**RECORDS PROVIDED:**
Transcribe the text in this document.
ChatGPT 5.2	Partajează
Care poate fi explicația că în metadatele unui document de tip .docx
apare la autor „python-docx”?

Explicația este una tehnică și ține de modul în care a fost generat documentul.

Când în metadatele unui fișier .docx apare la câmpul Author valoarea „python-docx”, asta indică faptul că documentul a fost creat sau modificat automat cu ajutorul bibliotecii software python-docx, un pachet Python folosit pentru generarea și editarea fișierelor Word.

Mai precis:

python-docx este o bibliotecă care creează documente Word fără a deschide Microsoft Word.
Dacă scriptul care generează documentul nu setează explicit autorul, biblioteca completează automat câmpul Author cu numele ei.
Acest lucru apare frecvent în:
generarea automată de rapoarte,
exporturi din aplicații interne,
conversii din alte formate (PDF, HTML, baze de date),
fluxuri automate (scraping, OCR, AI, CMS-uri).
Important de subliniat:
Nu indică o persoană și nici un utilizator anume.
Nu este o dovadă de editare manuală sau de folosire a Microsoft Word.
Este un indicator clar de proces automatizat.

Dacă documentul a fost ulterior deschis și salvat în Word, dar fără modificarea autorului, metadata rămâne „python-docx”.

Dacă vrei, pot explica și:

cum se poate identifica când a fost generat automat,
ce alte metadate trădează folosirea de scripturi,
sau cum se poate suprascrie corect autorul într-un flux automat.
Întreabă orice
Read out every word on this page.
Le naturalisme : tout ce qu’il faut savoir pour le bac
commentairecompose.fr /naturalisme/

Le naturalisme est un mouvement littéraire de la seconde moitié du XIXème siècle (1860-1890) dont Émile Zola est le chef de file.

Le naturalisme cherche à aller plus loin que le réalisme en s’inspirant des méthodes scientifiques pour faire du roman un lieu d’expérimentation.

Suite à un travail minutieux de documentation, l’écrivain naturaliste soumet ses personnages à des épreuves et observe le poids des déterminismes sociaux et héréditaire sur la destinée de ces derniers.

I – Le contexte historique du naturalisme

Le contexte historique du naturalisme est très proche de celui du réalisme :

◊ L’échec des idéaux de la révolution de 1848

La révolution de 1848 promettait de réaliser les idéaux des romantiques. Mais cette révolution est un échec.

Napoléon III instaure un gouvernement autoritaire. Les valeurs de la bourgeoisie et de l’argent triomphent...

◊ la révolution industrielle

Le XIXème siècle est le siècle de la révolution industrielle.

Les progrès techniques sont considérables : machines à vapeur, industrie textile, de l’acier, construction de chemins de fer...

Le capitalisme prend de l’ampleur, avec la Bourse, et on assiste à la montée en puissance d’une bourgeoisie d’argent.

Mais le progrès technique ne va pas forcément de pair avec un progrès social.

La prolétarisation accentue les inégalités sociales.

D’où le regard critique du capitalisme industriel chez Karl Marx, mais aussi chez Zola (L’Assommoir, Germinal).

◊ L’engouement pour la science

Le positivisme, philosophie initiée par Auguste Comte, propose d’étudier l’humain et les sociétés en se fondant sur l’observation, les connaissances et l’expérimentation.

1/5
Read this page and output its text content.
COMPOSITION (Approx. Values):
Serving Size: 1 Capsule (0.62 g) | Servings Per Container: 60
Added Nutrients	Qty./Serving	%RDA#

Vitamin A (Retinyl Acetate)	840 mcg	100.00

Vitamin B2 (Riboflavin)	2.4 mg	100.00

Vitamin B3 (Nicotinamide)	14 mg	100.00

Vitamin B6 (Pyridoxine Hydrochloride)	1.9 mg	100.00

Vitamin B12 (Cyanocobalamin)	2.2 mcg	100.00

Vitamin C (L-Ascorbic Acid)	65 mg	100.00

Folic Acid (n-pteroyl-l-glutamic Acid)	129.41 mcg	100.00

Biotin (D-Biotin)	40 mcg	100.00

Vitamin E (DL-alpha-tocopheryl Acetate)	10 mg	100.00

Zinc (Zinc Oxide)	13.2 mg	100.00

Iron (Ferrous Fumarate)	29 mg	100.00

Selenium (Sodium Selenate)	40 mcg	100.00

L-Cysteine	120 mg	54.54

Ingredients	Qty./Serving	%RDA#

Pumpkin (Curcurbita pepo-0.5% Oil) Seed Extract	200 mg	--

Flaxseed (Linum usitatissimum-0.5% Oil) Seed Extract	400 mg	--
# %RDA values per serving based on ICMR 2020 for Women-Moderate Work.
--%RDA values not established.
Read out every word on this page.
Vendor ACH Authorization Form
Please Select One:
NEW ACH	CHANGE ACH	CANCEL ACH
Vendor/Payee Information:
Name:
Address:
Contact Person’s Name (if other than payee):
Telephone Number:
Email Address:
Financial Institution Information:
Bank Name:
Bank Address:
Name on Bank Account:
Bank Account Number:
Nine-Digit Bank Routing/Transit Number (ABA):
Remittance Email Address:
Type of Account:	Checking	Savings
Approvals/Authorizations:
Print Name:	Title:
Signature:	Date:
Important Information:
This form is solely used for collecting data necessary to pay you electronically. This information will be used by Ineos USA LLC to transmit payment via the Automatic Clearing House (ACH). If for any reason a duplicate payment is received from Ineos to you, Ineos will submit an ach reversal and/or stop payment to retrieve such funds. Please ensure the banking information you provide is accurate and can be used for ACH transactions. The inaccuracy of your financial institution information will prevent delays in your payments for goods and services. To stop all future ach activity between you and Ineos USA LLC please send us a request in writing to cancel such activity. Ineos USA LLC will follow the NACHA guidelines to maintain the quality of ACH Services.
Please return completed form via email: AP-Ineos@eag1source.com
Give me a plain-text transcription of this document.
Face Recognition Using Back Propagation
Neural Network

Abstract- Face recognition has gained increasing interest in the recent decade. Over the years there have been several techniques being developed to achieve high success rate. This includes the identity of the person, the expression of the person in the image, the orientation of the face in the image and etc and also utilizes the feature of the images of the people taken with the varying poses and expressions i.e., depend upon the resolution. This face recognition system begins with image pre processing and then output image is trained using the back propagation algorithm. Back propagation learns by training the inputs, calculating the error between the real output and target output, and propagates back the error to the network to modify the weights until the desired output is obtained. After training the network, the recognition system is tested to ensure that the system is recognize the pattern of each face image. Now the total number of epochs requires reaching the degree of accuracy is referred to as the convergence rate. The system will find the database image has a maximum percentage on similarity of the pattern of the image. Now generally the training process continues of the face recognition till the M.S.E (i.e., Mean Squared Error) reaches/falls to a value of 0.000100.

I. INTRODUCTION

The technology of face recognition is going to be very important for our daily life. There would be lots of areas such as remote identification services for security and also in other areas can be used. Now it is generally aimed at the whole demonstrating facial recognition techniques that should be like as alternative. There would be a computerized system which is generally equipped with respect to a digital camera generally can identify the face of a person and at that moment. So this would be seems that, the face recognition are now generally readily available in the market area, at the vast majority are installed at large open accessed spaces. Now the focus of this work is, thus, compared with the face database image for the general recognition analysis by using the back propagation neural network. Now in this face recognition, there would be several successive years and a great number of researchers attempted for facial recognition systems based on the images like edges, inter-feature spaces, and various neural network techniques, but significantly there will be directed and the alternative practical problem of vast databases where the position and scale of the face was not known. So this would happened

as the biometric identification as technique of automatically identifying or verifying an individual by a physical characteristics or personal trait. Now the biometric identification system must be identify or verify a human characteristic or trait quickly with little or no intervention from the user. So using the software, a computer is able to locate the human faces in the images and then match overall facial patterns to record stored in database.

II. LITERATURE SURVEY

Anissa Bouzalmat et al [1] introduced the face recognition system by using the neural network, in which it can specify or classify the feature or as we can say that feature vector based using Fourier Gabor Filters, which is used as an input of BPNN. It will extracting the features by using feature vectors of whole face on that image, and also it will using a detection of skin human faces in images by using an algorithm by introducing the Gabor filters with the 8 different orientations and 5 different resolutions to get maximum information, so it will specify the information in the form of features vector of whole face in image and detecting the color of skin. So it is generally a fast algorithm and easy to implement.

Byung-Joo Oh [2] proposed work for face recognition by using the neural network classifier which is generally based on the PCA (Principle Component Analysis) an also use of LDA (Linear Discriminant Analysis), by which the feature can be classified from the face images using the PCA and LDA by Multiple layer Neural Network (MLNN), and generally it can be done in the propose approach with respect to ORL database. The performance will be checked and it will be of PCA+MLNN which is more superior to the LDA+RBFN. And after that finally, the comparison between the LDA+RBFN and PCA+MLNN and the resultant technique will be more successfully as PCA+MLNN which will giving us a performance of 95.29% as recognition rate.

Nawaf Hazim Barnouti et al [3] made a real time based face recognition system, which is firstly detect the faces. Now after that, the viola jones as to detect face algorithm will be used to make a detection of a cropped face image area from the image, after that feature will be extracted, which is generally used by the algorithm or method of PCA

**TASK STATEMENT:**
Look for the word "Acetate" and return every line where it occurs.

**PROBLEM SOLUTION:**
Vitamin A (Retinyl Acetate)	840 mcg	100.00
Vitamin E (DL-alpha-tocopheryl Acetate)	10 mg	100.00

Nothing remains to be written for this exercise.